INFORMATION GIVEN.
>> Begin

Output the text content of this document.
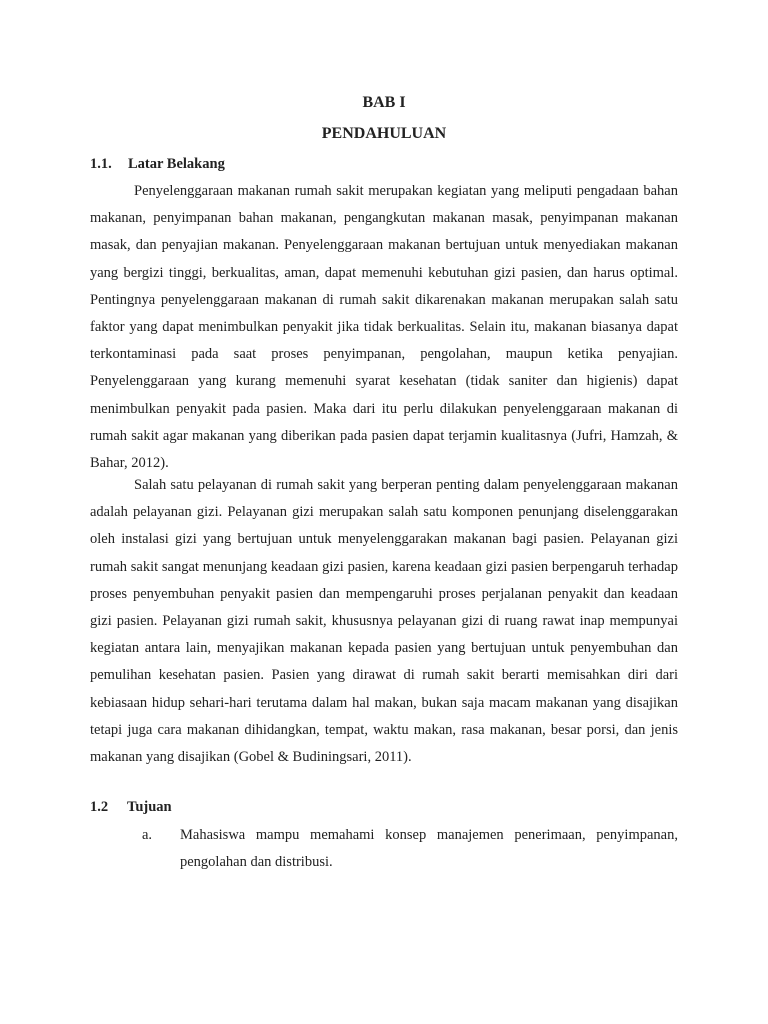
BAB I
PENDAHULUAN
1.1. Latar Belakang

Penyelenggaraan makanan rumah sakit merupakan kegiatan yang meliputi pengadaan bahan makanan, penyimpanan bahan makanan, pengangkutan makanan masak, penyimpanan makanan masak, dan penyajian makanan. Penyelenggaraan makanan bertujuan untuk menyediakan makanan yang bergizi tinggi, berkualitas, aman, dapat memenuhi kebutuhan gizi pasien, dan harus optimal. Pentingnya penyelenggaraan makanan di rumah sakit dikarenakan makanan merupakan salah satu faktor yang dapat menimbulkan penyakit jika tidak berkualitas. Selain itu, makanan biasanya dapat terkontaminasi pada saat proses penyimpanan, pengolahan, maupun ketika penyajian. Penyelenggaraan yang kurang memenuhi syarat kesehatan (tidak saniter dan higienis) dapat menimbulkan penyakit pada pasien. Maka dari itu perlu dilakukan penyelenggaraan makanan di rumah sakit agar makanan yang diberikan pada pasien dapat terjamin kualitasnya (Jufri, Hamzah, & Bahar, 2012).

Salah satu pelayanan di rumah sakit yang berperan penting dalam penyelenggaraan makanan adalah pelayanan gizi. Pelayanan gizi merupakan salah satu komponen penunjang diselenggarakan oleh instalasi gizi yang bertujuan untuk menyelenggarakan makanan bagi pasien. Pelayanan gizi rumah sakit sangat menunjang keadaan gizi pasien, karena keadaan gizi pasien berpengaruh terhadap proses penyembuhan penyakit pasien dan mempengaruhi proses perjalanan penyakit dan keadaan gizi pasien. Pelayanan gizi rumah sakit, khususnya pelayanan gizi di ruang rawat inap mempunyai kegiatan antara lain, menyajikan makanan kepada pasien yang bertujuan untuk penyembuhan dan pemulihan kesehatan pasien. Pasien yang dirawat di rumah sakit berarti memisahkan diri dari kebiasaan hidup sehari-hari terutama dalam hal makan, bukan saja macam makanan yang disajikan tetapi juga cara makanan dihidangkan, tempat, waktu makan, rasa makanan, besar porsi, dan jenis makanan yang disajikan (Gobel & Budiningsari, 2011).

1.2 Tujuan
a. Mahasiswa mampu memahami konsep manajemen penerimaan, penyimpanan, pengolahan dan distribusi.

>> End

WHAT THE EXERCISE ASKS. Your task is to pick out every line with the string "penyimpanan" and copy it.

ANSWER.
Penyelenggaraan makanan rumah sakit merupakan kegiatan yang meliputi pengadaan bahan makanan, penyimpanan bahan makanan, pengangkutan makanan masak, penyimpanan makanan masak, dan penyajian makanan. Penyelenggaraan makanan bertujuan untuk menyediakan makanan yang bergizi tinggi, berkualitas, aman, dapat memenuhi kebutuhan gizi pasien, dan harus optimal. Pentingnya penyelenggaraan makanan di rumah sakit dikarenakan makanan merupakan salah satu faktor yang dapat menimbulkan penyakit jika tidak berkualitas. Selain itu, makanan biasanya dapat terkontaminasi pada saat proses penyimpanan, pengolahan, maupun ketika penyajian. Penyelenggaraan yang kurang memenuhi syarat kesehatan (tidak saniter dan higienis) dapat menimbulkan penyakit pada pasien. Maka dari itu perlu dilakukan penyelenggaraan makanan di rumah sakit agar makanan yang diberikan pada pasien dapat terjamin kualitasnya (Jufri, Hamzah, & Bahar, 2012).
a. Mahasiswa mampu memahami konsep manajemen penerimaan, penyimpanan, pengolahan dan distribusi.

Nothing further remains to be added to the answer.